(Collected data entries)
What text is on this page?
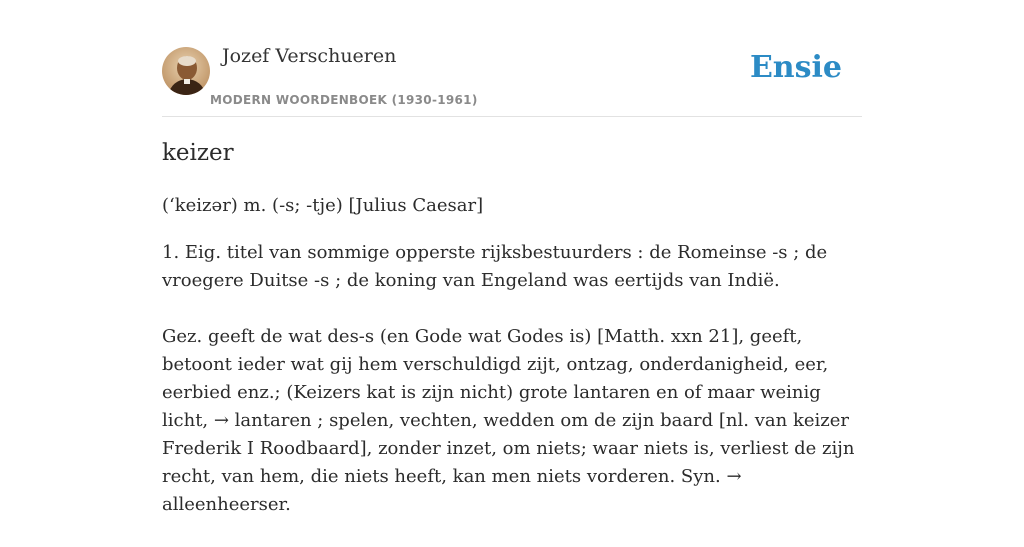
Jozef Verschueren
MODERN WOORDENBOEK (1930-1961)
Ensie
keizer
(‘keizər) m. (-s; -tje) [Julius Caesar]

1. Eig. titel van sommige opperste rijksbestuurders : de Romeinse -s ; de vroegere Duitse -s ; de koning van Engeland was eertijds van Indië.

Gez. geeft de wat des-s (en Gode wat Godes is) [Matth. xxn 21], geeft, betoont ieder wat gij hem verschuldigd zijt, ontzag, onderdanigheid, eer, eerbied enz.; (Keizers kat is zijn nicht) grote lantaren en of maar weinig licht, → lantaren ; spelen, vechten, wedden om de zijn baard [nl. van keizer Frederik I Roodbaard], zonder inzet, om niets; waar niets is, verliest de zijn recht, van hem, die niets heeft, kan men niets vorderen. Syn. → alleenheerser.
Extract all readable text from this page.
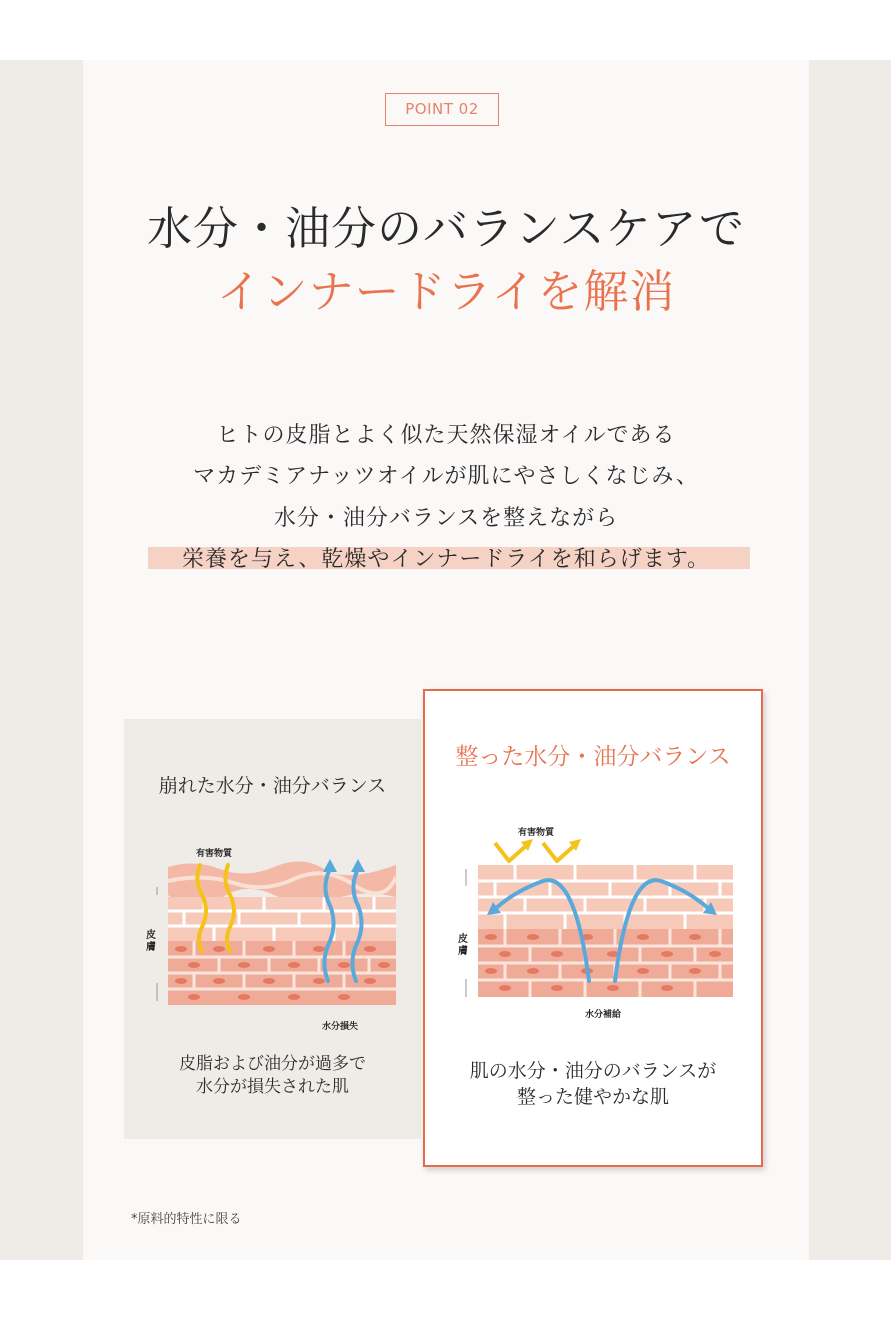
POINT 02
水分・油分のバランスケアで
インナードライを解消
ヒトの皮脂とよく似た天然保湿オイルである
マカデミアナッツオイルが肌にやさしくなじみ、
水分・油分バランスを整えながら
栄養を与え、乾燥やインナードライを和らげます。
崩れた水分・油分バランス
有害物質
皮膚
水分損失
皮脂および油分が過多で
水分が損失された肌
整った水分・油分バランス
有害物質
皮膚
水分補給
肌の水分・油分のバランスが
整った健やかな肌
*原料的特性に限る
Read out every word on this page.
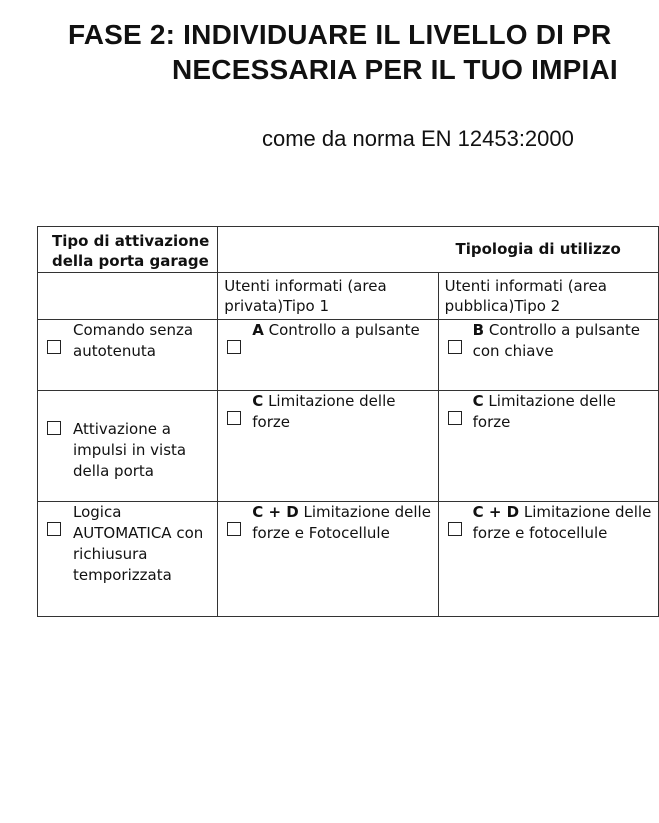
FASE 2: INDIVIDUARE IL LIVELLO DI PR
NECESSARIA PER IL TUO IMPIAI
come da norma EN 12453:2000
Tipo di attivazione della porta garage	Tipologia di utilizzo	
	Utenti informati (area privata)Tipo 1	Utenti informati (area pubblica)Tipo 2

Comando senza autotenuta	A Controllo a pulsante	B Controllo a pulsante con chiave

Attivazione a impulsi in vista della porta	C Limitazione delle forze	C Limitazione delle forze

Logica AUTOMATICA con richiusura temporizzata	C + D Limitazione delle forze e Fotocellule	C + D Limitazione delle forze e fotocellule
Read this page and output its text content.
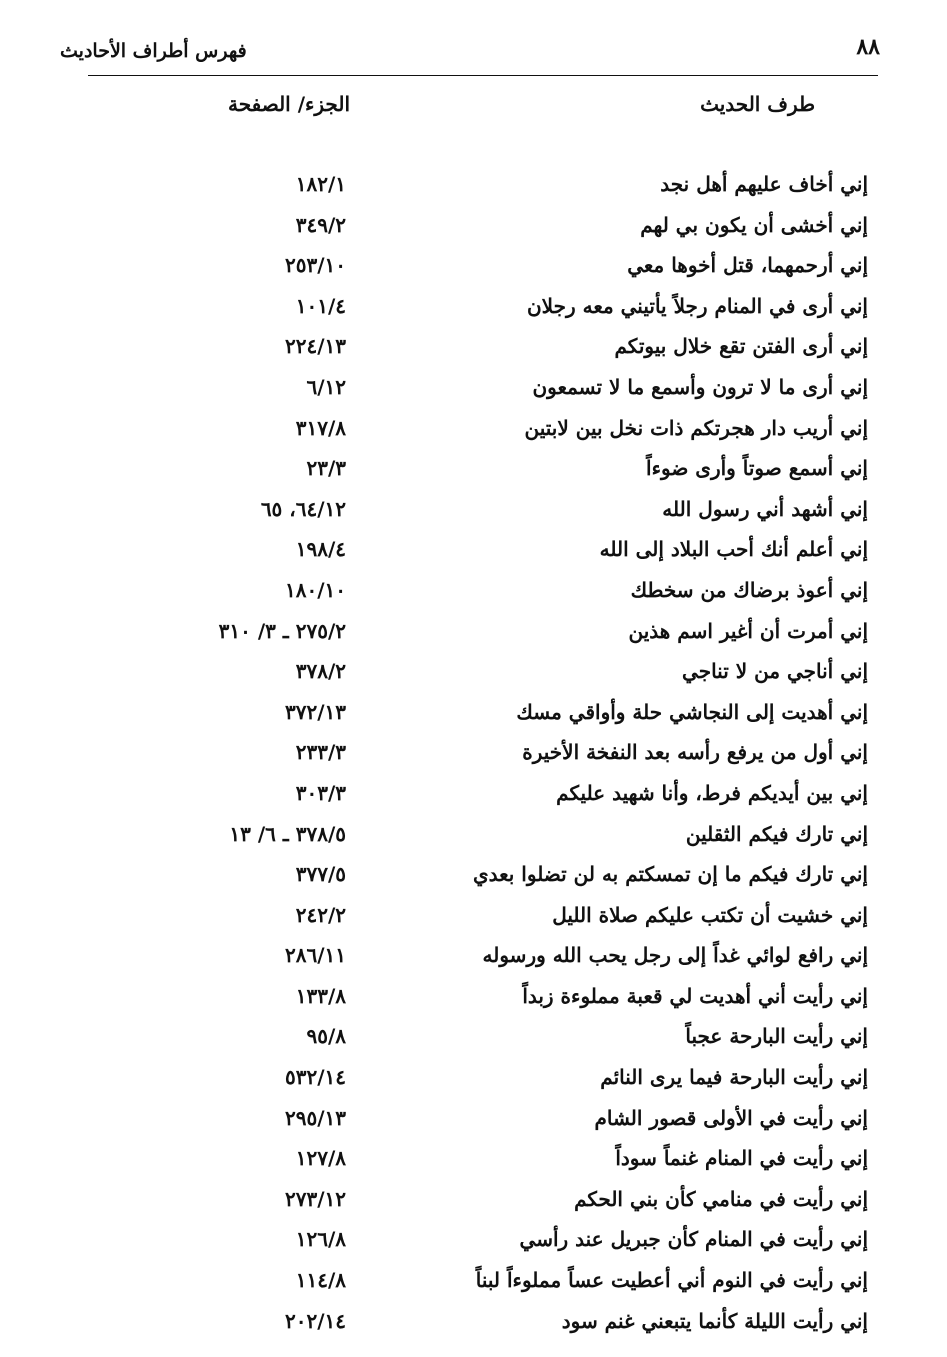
٨٨
فهرس أطراف الأحاديث
طرف الحديث
الجزء/ الصفحة
إني أخاف عليهم أهل نجد
١٨٢/١
إني أخشى أن يكون بي لهم
٣٤٩/٢
إني أرحمهما، قتل أخوها معي
٢٥٣/١٠
إني أرى في المنام رجلاً يأتيني معه رجلان
١٠١/٤
إني أرى الفتن تقع خلال بيوتكم
٢٢٤/١٣
إني أرى ما لا ترون وأسمع ما لا تسمعون
٦/١٢
إني أريب دار هجرتكم ذات نخل بين لابتين
٣١٧/٨
إني أسمع صوتاً وأرى ضوءاً
٢٣/٣
إني أشهد أني رسول الله
٦٤/١٢، ٦٥
إني أعلم أنك أحب البلاد إلى الله
١٩٨/٤
إني أعوذ برضاك من سخطك
١٨٠/١٠
إني أمرت أن أغير اسم هذين
٢٧٥/٢ ـ ٣/ ٣١٠
إني أناجي من لا تناجي
٣٧٨/٢
إني أهديت إلى النجاشي حلة وأواقي مسك
٣٧٢/١٣
إني أول من يرفع رأسه بعد النفخة الأخيرة
٢٣٣/٣
إني بين أيديكم فرط، وأنا شهيد عليكم
٣٠٣/٣
إني تارك فيكم الثقلين
٣٧٨/٥ ـ ٦/ ١٣
إني تارك فيكم ما إن تمسكتم به لن تضلوا بعدي
٣٧٧/٥
إني خشيت أن تكتب عليكم صلاة الليل
٢٤٢/٢
إني رافع لوائي غداً إلى رجل يحب الله ورسوله
٢٨٦/١١
إني رأيت أني أهديت لي قعبة مملوءة زبداً
١٣٣/٨
إني رأيت البارحة عجباً
٩٥/٨
إني رأيت البارحة فيما يرى النائم
٥٣٢/١٤
إني رأيت في الأولى قصور الشام
٢٩٥/١٣
إني رأيت في المنام غنماً سوداً
١٢٧/٨
إني رأيت في منامي كأن بني الحكم
٢٧٣/١٢
إني رأيت في المنام كأن جبريل عند رأسي
١٢٦/٨
إني رأيت في النوم أني أعطيت عساً مملوءاً لبناً
١١٤/٨
إني رأيت الليلة كأنما يتبعني غنم سود
٢٠٢/١٤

[Exercise details]
Reproduce every line precisely as given, omitting all pictures.

[The answer]
What text is on this page?
Jozef Verschueren
MODERN WOORDENBOEK (1930-1961)
Ensie
keizer
(‘keizər) m. (-s; -tje) [Julius Caesar]

1. Eig. titel van sommige opperste rijksbestuurders : de Romeinse -s ; de vroegere Duitse -s ; de koning van Engeland was eertijds van Indië.

Gez. geeft de wat des-s (en Gode wat Godes is) [Matth. xxn 21], geeft, betoont ieder wat gij hem verschuldigd zijt, ontzag, onderdanigheid, eer, eerbied enz.; (Keizers kat is zijn nicht) grote lantaren en of maar weinig licht, → lantaren ; spelen, vechten, wedden om de zijn baard [nl. van keizer Frederik I Roodbaard], zonder inzet, om niets; waar niets is, verliest de zijn recht, van hem, die niets heeft, kan men niets vorderen. Syn. → alleenheerser.
Extract all readable text from this page.
POINT 02
水分・油分のバランスケアで
インナードライを解消
ヒトの皮脂とよく似た天然保湿オイルである
マカデミアナッツオイルが肌にやさしくなじみ、
水分・油分バランスを整えながら
栄養を与え、乾燥やインナードライを和らげます。
崩れた水分・油分バランス
有害物質
皮膚
水分損失
皮脂および油分が過多で
水分が損失された肌
整った水分・油分バランス
有害物質
皮膚
水分補給
肌の水分・油分のバランスが
整った健やかな肌
*原料的特性に限る
Read out every word on this page.
FASE 2: INDIVIDUARE IL LIVELLO DI PR
NECESSARIA PER IL TUO IMPIAI
come da norma EN 12453:2000
Tipo di attivazione della porta garage	Tipologia di utilizzo	
	Utenti informati (area privata)Tipo 1	Utenti informati (area pubblica)Tipo 2

Comando senza autotenuta	A Controllo a pulsante	B Controllo a pulsante con chiave

Attivazione a impulsi in vista della porta	C Limitazione delle forze	C Limitazione delle forze

Logica AUTOMATICA con richiusura temporizzata	C + D Limitazione delle forze e Fotocellule	C + D Limitazione delle forze e fotocellule
Read this page and output its text content.
٨٨
فهرس أطراف الأحاديث
طرف الحديث
الجزء/ الصفحة
إني أخاف عليهم أهل نجد
١٨٢/١
إني أخشى أن يكون بي لهم
٣٤٩/٢
إني أرحمهما، قتل أخوها معي
٢٥٣/١٠
إني أرى في المنام رجلاً يأتيني معه رجلان
١٠١/٤
إني أرى الفتن تقع خلال بيوتكم
٢٢٤/١٣
إني أرى ما لا ترون وأسمع ما لا تسمعون
٦/١٢
إني أريب دار هجرتكم ذات نخل بين لابتين
٣١٧/٨
إني أسمع صوتاً وأرى ضوءاً
٢٣/٣
إني أشهد أني رسول الله
٦٤/١٢، ٦٥
إني أعلم أنك أحب البلاد إلى الله
١٩٨/٤
إني أعوذ برضاك من سخطك
١٨٠/١٠
إني أمرت أن أغير اسم هذين
٢٧٥/٢ ـ ٣/ ٣١٠
إني أناجي من لا تناجي
٣٧٨/٢
إني أهديت إلى النجاشي حلة وأواقي مسك
٣٧٢/١٣
إني أول من يرفع رأسه بعد النفخة الأخيرة
٢٣٣/٣
إني بين أيديكم فرط، وأنا شهيد عليكم
٣٠٣/٣
إني تارك فيكم الثقلين
٣٧٨/٥ ـ ٦/ ١٣
إني تارك فيكم ما إن تمسكتم به لن تضلوا بعدي
٣٧٧/٥
إني خشيت أن تكتب عليكم صلاة الليل
٢٤٢/٢
إني رافع لوائي غداً إلى رجل يحب الله ورسوله
٢٨٦/١١
إني رأيت أني أهديت لي قعبة مملوءة زبداً
١٣٣/٨
إني رأيت البارحة عجباً
٩٥/٨
إني رأيت البارحة فيما يرى النائم
٥٣٢/١٤
إني رأيت في الأولى قصور الشام
٢٩٥/١٣
إني رأيت في المنام غنماً سوداً
١٢٧/٨
إني رأيت في منامي كأن بني الحكم
٢٧٣/١٢
إني رأيت في المنام كأن جبريل عند رأسي
١٢٦/٨
إني رأيت في النوم أني أعطيت عساً مملوءاً لبناً
١١٤/٨
إني رأيت الليلة كأنما يتبعني غنم سود
٢٠٢/١٤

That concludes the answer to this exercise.